> _Data for processing_

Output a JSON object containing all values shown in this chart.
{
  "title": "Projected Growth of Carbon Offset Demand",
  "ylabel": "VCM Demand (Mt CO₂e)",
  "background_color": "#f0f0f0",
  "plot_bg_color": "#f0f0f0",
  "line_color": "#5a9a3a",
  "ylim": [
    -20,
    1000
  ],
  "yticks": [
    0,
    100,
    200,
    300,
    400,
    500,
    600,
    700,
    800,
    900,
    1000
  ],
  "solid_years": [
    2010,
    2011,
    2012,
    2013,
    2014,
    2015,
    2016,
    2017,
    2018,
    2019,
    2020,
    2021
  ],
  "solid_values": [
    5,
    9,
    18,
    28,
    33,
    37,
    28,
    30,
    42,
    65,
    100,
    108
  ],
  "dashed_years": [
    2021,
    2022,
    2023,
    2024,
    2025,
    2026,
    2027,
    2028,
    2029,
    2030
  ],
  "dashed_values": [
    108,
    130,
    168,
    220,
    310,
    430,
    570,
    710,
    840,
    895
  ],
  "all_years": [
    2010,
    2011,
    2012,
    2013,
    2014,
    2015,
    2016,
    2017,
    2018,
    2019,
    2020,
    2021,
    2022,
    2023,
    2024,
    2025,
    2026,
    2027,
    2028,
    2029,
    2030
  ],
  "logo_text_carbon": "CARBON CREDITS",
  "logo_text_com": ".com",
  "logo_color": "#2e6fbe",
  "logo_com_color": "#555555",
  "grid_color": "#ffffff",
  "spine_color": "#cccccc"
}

> _Task_
Using the entries above, please restate each one word for word.

> _Written solution_
Output a JSON object containing all values shown in this chart.
{
  "title": "Projected Growth of Carbon Offset Demand",
  "ylabel": "VCM Demand (Mt CO₂e)",
  "background_color": "#f0f0f0",
  "plot_bg_color": "#f0f0f0",
  "line_color": "#5a9a3a",
  "ylim": [
    -20,
    1000
  ],
  "yticks": [
    0,
    100,
    200,
    300,
    400,
    500,
    600,
    700,
    800,
    900,
    1000
  ],
  "solid_years": [
    2010,
    2011,
    2012,
    2013,
    2014,
    2015,
    2016,
    2017,
    2018,
    2019,
    2020,
    2021
  ],
  "solid_values": [
    5,
    9,
    18,
    28,
    33,
    37,
    28,
    30,
    42,
    65,
    100,
    108
  ],
  "dashed_years": [
    2021,
    2022,
    2023,
    2024,
    2025,
    2026,
    2027,
    2028,
    2029,
    2030
  ],
  "dashed_values": [
    108,
    130,
    168,
    220,
    310,
    430,
    570,
    710,
    840,
    895
  ],
  "all_years": [
    2010,
    2011,
    2012,
    2013,
    2014,
    2015,
    2016,
    2017,
    2018,
    2019,
    2020,
    2021,
    2022,
    2023,
    2024,
    2025,
    2026,
    2027,
    2028,
    2029,
    2030
  ],
  "logo_text_carbon": "CARBON CREDITS",
  "logo_text_com": ".com",
  "logo_color": "#2e6fbe",
  "logo_com_color": "#555555",
  "grid_color": "#ffffff",
  "spine_color": "#cccccc"
}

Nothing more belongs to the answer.